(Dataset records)
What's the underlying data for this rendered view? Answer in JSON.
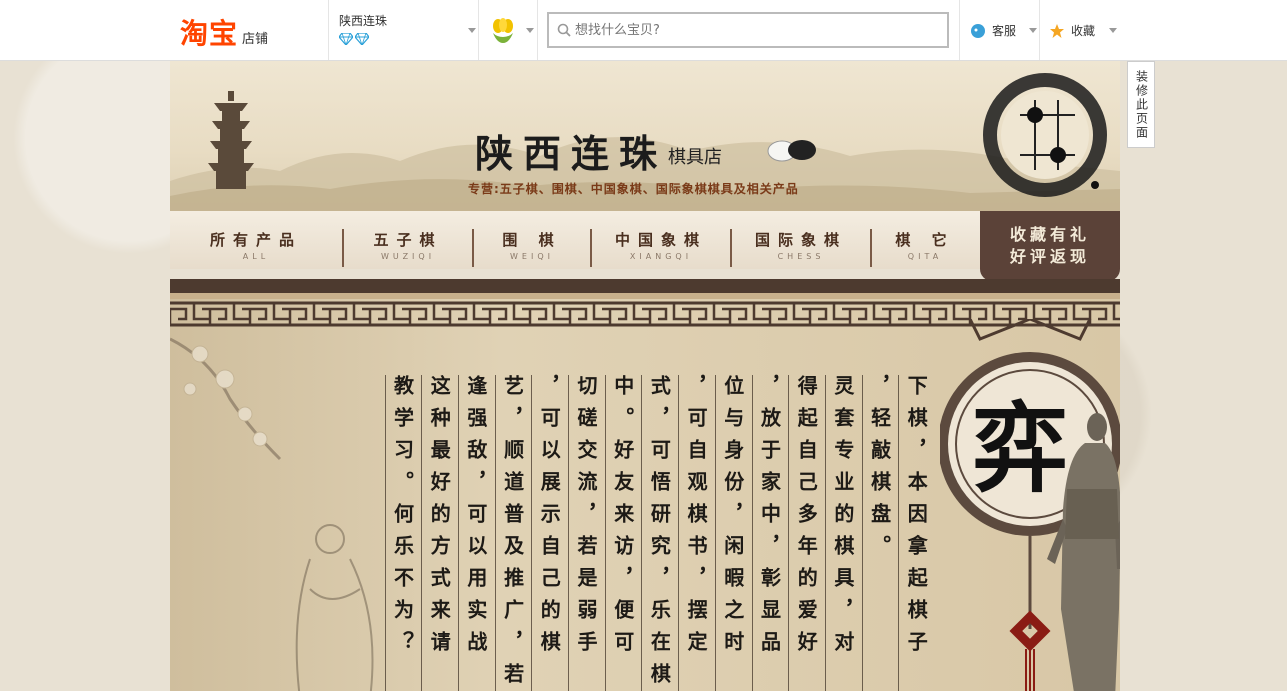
{
  "topbar": {
    "logo_main": "淘宝",
    "logo_sub": "店铺",
    "shop_name": "陕西连珠",
    "search_placeholder": "想找什么宝贝?",
    "service_label": "客服",
    "favorite_label": "收藏"
  },
  "banner": {
    "title": "陕西连珠",
    "title_sub": "棋具店",
    "tagline": "专营:五子棋、围棋、中国象棋、国际象棋棋具及相关产品"
  },
  "decorate_label": "装修此页面",
  "nav": {
    "items": [
      {
        "cn": "所有产品",
        "en": "ALL"
      },
      {
        "cn": "五子棋",
        "en": "WUZIQI"
      },
      {
        "cn": "围 棋",
        "en": "WEIQI"
      },
      {
        "cn": "中国象棋",
        "en": "XIANGQI"
      },
      {
        "cn": "国际象棋",
        "en": "CHESS"
      },
      {
        "cn": "棋 它",
        "en": "QITA"
      }
    ],
    "promo_line1": "收藏有礼",
    "promo_line2": "好评返现"
  },
  "content": {
    "medallion_char": "弈",
    "columns": [
      "下棋，本因拿起棋子",
      "，轻敲棋盘。",
      "灵套专业的棋具，对",
      "得起自己多年的爱好",
      "，放于家中，彰显品",
      "位与身份，闲暇之时",
      "，可自观棋书，摆定",
      "式，可悟研究，乐在棋",
      "中。好友来访，便可",
      "切磋交流，若是弱手",
      "，可以展示自己的棋",
      "艺，顺道普及推广，若",
      "逢强敌，可以用实战",
      "这种最好的方式来请",
      "教学习。何乐不为？"
    ]
  },
  "colors": {
    "taobao_orange": "#ff4400",
    "nav_brown": "#4a2f1f",
    "promo_bg": "#5b4238"
  }
}
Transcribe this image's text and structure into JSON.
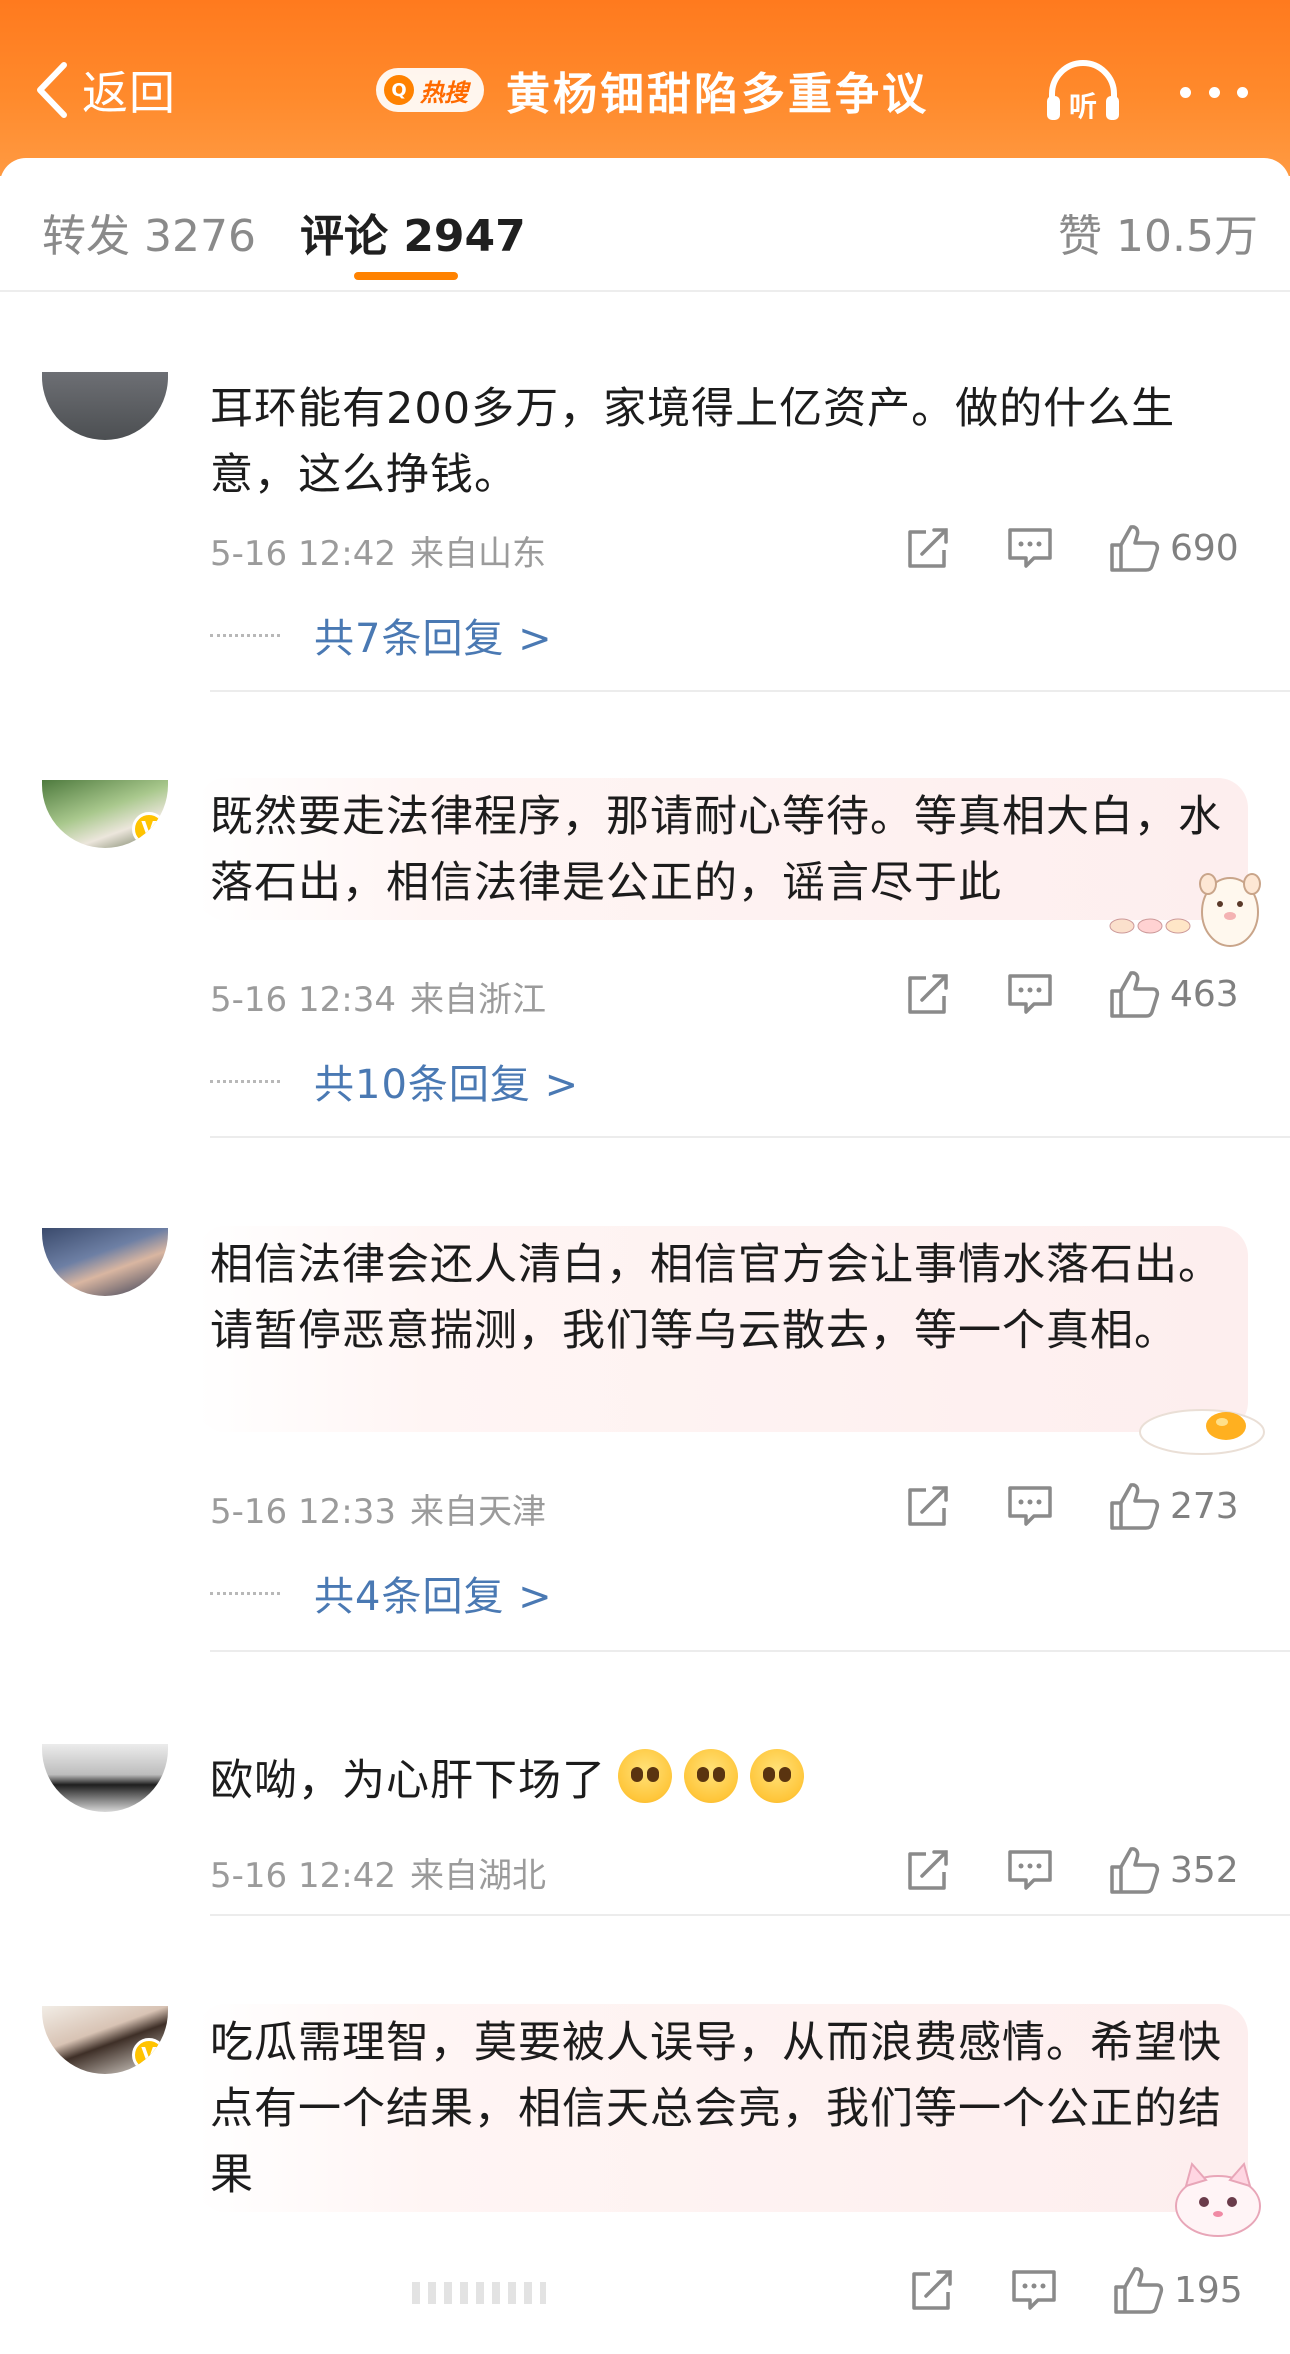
{
  "header": {
    "back_label": "返回",
    "hot_badge": "热搜",
    "title": "黄杨钿甜陷多重争议",
    "listen_label": "听"
  },
  "tabs": {
    "repost": "转发 3276",
    "comments": "评论 2947",
    "likes": "赞 10.5万"
  },
  "comments": [
    {
      "text": "耳环能有200多万，家境得上亿资产。做的什么生意，这么挣钱。",
      "time": "5-16 12:42",
      "location": "来自山东",
      "likes": "690",
      "replies": "共7条回复 >"
    },
    {
      "text": "既然要走法律程序，那请耐心等待。等真相大白，水落石出，相信法律是公正的，谣言尽于此",
      "time": "5-16 12:34",
      "location": "来自浙江",
      "likes": "463",
      "replies": "共10条回复 >"
    },
    {
      "text": "相信法律会还人清白，相信官方会让事情水落石出。请暂停恶意揣测，我们等乌云散去，等一个真相。",
      "time": "5-16 12:33",
      "location": "来自天津",
      "likes": "273",
      "replies": "共4条回复 >"
    },
    {
      "text": "欧呦，为心肝下场了",
      "time": "5-16 12:42",
      "location": "来自湖北",
      "likes": "352",
      "replies": ""
    },
    {
      "text": "吃瓜需理智，莫要被人误导，从而浪费感情。希望快点有一个结果，相信天总会亮，我们等一个公正的结果",
      "time": "",
      "location": "",
      "likes": "195",
      "replies": ""
    }
  ],
  "colors": {
    "header_orange": "#ff8a2c",
    "accent": "#ff8200",
    "link_blue": "#4a79b3",
    "verified_badge": "#ffc300"
  },
  "icons": [
    "chevron-left-icon",
    "search-icon",
    "headphones-icon",
    "more-icon",
    "share-icon",
    "comment-icon",
    "like-icon",
    "verified-icon"
  ]
}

▸ **WRITTEN REQUEST**
Starting with the line that holds "Transcribe this image's", repeat exactly every line through the end of the material above, both ends included, without the pictures.

▸ **OUTPUT OF THE TASK**
Transcribe this image's text and structure into JSON.
{
  "header": {
    "back_label": "返回",
    "hot_badge": "热搜",
    "title": "黄杨钿甜陷多重争议",
    "listen_label": "听"
  },
  "tabs": {
    "repost": "转发 3276",
    "comments": "评论 2947",
    "likes": "赞 10.5万"
  },
  "comments": [
    {
      "text": "耳环能有200多万，家境得上亿资产。做的什么生意，这么挣钱。",
      "time": "5-16 12:42",
      "location": "来自山东",
      "likes": "690",
      "replies": "共7条回复 >"
    },
    {
      "text": "既然要走法律程序，那请耐心等待。等真相大白，水落石出，相信法律是公正的，谣言尽于此",
      "time": "5-16 12:34",
      "location": "来自浙江",
      "likes": "463",
      "replies": "共10条回复 >"
    },
    {
      "text": "相信法律会还人清白，相信官方会让事情水落石出。请暂停恶意揣测，我们等乌云散去，等一个真相。",
      "time": "5-16 12:33",
      "location": "来自天津",
      "likes": "273",
      "replies": "共4条回复 >"
    },
    {
      "text": "欧呦，为心肝下场了",
      "time": "5-16 12:42",
      "location": "来自湖北",
      "likes": "352",
      "replies": ""
    },
    {
      "text": "吃瓜需理智，莫要被人误导，从而浪费感情。希望快点有一个结果，相信天总会亮，我们等一个公正的结果",
      "time": "",
      "location": "",
      "likes": "195",
      "replies": ""
    }
  ],
  "colors": {
    "header_orange": "#ff8a2c",
    "accent": "#ff8200",
    "link_blue": "#4a79b3",
    "verified_badge": "#ffc300"
  },
  "icons": [
    "chevron-left-icon",
    "search-icon",
    "headphones-icon",
    "more-icon",
    "share-icon",
    "comment-icon",
    "like-icon",
    "verified-icon"
  ]
}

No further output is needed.